*Task description*.
Transcribe the material in full, exactly as written.

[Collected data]
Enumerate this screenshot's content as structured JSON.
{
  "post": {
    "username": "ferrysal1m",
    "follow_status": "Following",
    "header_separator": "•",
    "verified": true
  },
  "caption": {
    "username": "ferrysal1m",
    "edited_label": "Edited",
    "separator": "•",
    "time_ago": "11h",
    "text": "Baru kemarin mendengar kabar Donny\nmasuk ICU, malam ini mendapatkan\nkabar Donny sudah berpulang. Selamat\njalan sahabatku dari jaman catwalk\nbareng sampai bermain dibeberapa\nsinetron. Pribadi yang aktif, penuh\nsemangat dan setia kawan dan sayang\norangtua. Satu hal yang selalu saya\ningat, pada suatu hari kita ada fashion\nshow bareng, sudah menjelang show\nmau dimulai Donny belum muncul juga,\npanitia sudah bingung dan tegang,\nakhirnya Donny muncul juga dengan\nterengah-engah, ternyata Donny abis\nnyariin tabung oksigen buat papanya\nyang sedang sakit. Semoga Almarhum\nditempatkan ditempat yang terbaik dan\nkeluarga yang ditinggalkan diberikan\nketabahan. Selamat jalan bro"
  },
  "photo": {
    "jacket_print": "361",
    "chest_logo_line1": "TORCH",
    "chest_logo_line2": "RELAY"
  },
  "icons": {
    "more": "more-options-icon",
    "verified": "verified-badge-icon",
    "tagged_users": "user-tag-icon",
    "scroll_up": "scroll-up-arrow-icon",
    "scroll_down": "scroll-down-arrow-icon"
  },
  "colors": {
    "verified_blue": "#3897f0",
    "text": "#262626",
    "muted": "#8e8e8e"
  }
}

*The reply*.
Enumerate this screenshot's content as structured JSON.
{
  "post": {
    "username": "ferrysal1m",
    "follow_status": "Following",
    "header_separator": "•",
    "verified": true
  },
  "caption": {
    "username": "ferrysal1m",
    "edited_label": "Edited",
    "separator": "•",
    "time_ago": "11h",
    "text": "Baru kemarin mendengar kabar Donny\nmasuk ICU, malam ini mendapatkan\nkabar Donny sudah berpulang. Selamat\njalan sahabatku dari jaman catwalk\nbareng sampai bermain dibeberapa\nsinetron. Pribadi yang aktif, penuh\nsemangat dan setia kawan dan sayang\norangtua. Satu hal yang selalu saya\ningat, pada suatu hari kita ada fashion\nshow bareng, sudah menjelang show\nmau dimulai Donny belum muncul juga,\npanitia sudah bingung dan tegang,\nakhirnya Donny muncul juga dengan\nterengah-engah, ternyata Donny abis\nnyariin tabung oksigen buat papanya\nyang sedang sakit. Semoga Almarhum\nditempatkan ditempat yang terbaik dan\nkeluarga yang ditinggalkan diberikan\nketabahan. Selamat jalan bro"
  },
  "photo": {
    "jacket_print": "361",
    "chest_logo_line1": "TORCH",
    "chest_logo_line2": "RELAY"
  },
  "icons": {
    "more": "more-options-icon",
    "verified": "verified-badge-icon",
    "tagged_users": "user-tag-icon",
    "scroll_up": "scroll-up-arrow-icon",
    "scroll_down": "scroll-down-arrow-icon"
  },
  "colors": {
    "verified_blue": "#3897f0",
    "text": "#262626",
    "muted": "#8e8e8e"
  }
}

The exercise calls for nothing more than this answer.